═════ Data for this exercise

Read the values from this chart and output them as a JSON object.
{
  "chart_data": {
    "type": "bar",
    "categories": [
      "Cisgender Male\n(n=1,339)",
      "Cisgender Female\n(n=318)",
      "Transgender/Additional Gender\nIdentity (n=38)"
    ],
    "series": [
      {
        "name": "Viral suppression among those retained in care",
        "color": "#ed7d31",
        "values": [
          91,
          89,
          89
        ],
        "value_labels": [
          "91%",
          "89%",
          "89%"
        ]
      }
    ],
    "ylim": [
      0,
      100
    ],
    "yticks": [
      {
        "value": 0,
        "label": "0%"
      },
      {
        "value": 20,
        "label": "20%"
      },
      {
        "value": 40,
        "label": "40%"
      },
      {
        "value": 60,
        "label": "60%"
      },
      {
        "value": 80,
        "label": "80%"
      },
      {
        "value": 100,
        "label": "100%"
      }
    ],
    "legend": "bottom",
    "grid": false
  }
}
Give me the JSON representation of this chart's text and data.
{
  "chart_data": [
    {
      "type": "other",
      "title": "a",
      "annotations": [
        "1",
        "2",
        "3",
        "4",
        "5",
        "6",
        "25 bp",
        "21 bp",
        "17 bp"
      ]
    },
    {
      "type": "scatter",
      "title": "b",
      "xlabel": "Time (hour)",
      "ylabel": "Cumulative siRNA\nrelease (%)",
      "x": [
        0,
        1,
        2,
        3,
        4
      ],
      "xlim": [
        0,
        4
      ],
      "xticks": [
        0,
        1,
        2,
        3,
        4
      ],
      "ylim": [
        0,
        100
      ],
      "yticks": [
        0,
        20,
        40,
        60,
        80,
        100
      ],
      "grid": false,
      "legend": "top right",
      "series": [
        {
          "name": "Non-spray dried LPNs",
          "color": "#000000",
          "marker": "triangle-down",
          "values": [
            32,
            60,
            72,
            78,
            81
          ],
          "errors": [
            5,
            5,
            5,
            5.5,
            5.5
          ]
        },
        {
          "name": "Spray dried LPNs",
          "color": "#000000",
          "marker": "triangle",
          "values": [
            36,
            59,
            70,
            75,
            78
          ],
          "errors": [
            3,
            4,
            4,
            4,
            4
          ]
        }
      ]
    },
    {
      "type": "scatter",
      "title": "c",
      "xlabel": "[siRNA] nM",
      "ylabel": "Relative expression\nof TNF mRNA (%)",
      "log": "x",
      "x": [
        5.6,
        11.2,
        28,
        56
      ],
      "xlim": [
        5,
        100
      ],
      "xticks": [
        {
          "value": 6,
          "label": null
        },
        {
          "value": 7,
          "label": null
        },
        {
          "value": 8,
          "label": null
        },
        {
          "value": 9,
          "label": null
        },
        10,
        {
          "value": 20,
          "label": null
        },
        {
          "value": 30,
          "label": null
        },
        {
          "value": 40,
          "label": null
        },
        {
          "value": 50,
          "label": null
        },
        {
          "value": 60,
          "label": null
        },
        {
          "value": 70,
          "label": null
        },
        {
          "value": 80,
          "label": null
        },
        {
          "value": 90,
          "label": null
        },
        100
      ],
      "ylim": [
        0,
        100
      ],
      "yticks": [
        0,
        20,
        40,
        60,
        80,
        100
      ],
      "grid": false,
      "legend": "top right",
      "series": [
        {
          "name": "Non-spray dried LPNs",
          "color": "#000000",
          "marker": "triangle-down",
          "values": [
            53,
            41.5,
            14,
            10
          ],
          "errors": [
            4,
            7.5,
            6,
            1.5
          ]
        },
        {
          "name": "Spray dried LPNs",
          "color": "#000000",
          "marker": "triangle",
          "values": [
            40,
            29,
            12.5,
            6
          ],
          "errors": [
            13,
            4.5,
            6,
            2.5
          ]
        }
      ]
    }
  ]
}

══════════

▸ Work order: Go through the listing and copy all of it exactly.

▸ Answer to the exercise:
Read the values from this chart and output them as a JSON object.
{
  "chart_data": {
    "type": "bar",
    "categories": [
      "Cisgender Male\n(n=1,339)",
      "Cisgender Female\n(n=318)",
      "Transgender/Additional Gender\nIdentity (n=38)"
    ],
    "series": [
      {
        "name": "Viral suppression among those retained in care",
        "color": "#ed7d31",
        "values": [
          91,
          89,
          89
        ],
        "value_labels": [
          "91%",
          "89%",
          "89%"
        ]
      }
    ],
    "ylim": [
      0,
      100
    ],
    "yticks": [
      {
        "value": 0,
        "label": "0%"
      },
      {
        "value": 20,
        "label": "20%"
      },
      {
        "value": 40,
        "label": "40%"
      },
      {
        "value": 60,
        "label": "60%"
      },
      {
        "value": 80,
        "label": "80%"
      },
      {
        "value": 100,
        "label": "100%"
      }
    ],
    "legend": "bottom",
    "grid": false
  }
}
Give me the JSON representation of this chart's text and data.
{
  "chart_data": [
    {
      "type": "other",
      "title": "a",
      "annotations": [
        "1",
        "2",
        "3",
        "4",
        "5",
        "6",
        "25 bp",
        "21 bp",
        "17 bp"
      ]
    },
    {
      "type": "scatter",
      "title": "b",
      "xlabel": "Time (hour)",
      "ylabel": "Cumulative siRNA\nrelease (%)",
      "x": [
        0,
        1,
        2,
        3,
        4
      ],
      "xlim": [
        0,
        4
      ],
      "xticks": [
        0,
        1,
        2,
        3,
        4
      ],
      "ylim": [
        0,
        100
      ],
      "yticks": [
        0,
        20,
        40,
        60,
        80,
        100
      ],
      "grid": false,
      "legend": "top right",
      "series": [
        {
          "name": "Non-spray dried LPNs",
          "color": "#000000",
          "marker": "triangle-down",
          "values": [
            32,
            60,
            72,
            78,
            81
          ],
          "errors": [
            5,
            5,
            5,
            5.5,
            5.5
          ]
        },
        {
          "name": "Spray dried LPNs",
          "color": "#000000",
          "marker": "triangle",
          "values": [
            36,
            59,
            70,
            75,
            78
          ],
          "errors": [
            3,
            4,
            4,
            4,
            4
          ]
        }
      ]
    },
    {
      "type": "scatter",
      "title": "c",
      "xlabel": "[siRNA] nM",
      "ylabel": "Relative expression\nof TNF mRNA (%)",
      "log": "x",
      "x": [
        5.6,
        11.2,
        28,
        56
      ],
      "xlim": [
        5,
        100
      ],
      "xticks": [
        {
          "value": 6,
          "label": null
        },
        {
          "value": 7,
          "label": null
        },
        {
          "value": 8,
          "label": null
        },
        {
          "value": 9,
          "label": null
        },
        10,
        {
          "value": 20,
          "label": null
        },
        {
          "value": 30,
          "label": null
        },
        {
          "value": 40,
          "label": null
        },
        {
          "value": 50,
          "label": null
        },
        {
          "value": 60,
          "label": null
        },
        {
          "value": 70,
          "label": null
        },
        {
          "value": 80,
          "label": null
        },
        {
          "value": 90,
          "label": null
        },
        100
      ],
      "ylim": [
        0,
        100
      ],
      "yticks": [
        0,
        20,
        40,
        60,
        80,
        100
      ],
      "grid": false,
      "legend": "top right",
      "series": [
        {
          "name": "Non-spray dried LPNs",
          "color": "#000000",
          "marker": "triangle-down",
          "values": [
            53,
            41.5,
            14,
            10
          ],
          "errors": [
            4,
            7.5,
            6,
            1.5
          ]
        },
        {
          "name": "Spray dried LPNs",
          "color": "#000000",
          "marker": "triangle",
          "values": [
            40,
            29,
            12.5,
            6
          ],
          "errors": [
            13,
            4.5,
            6,
            2.5
          ]
        }
      ]
    }
  ]
}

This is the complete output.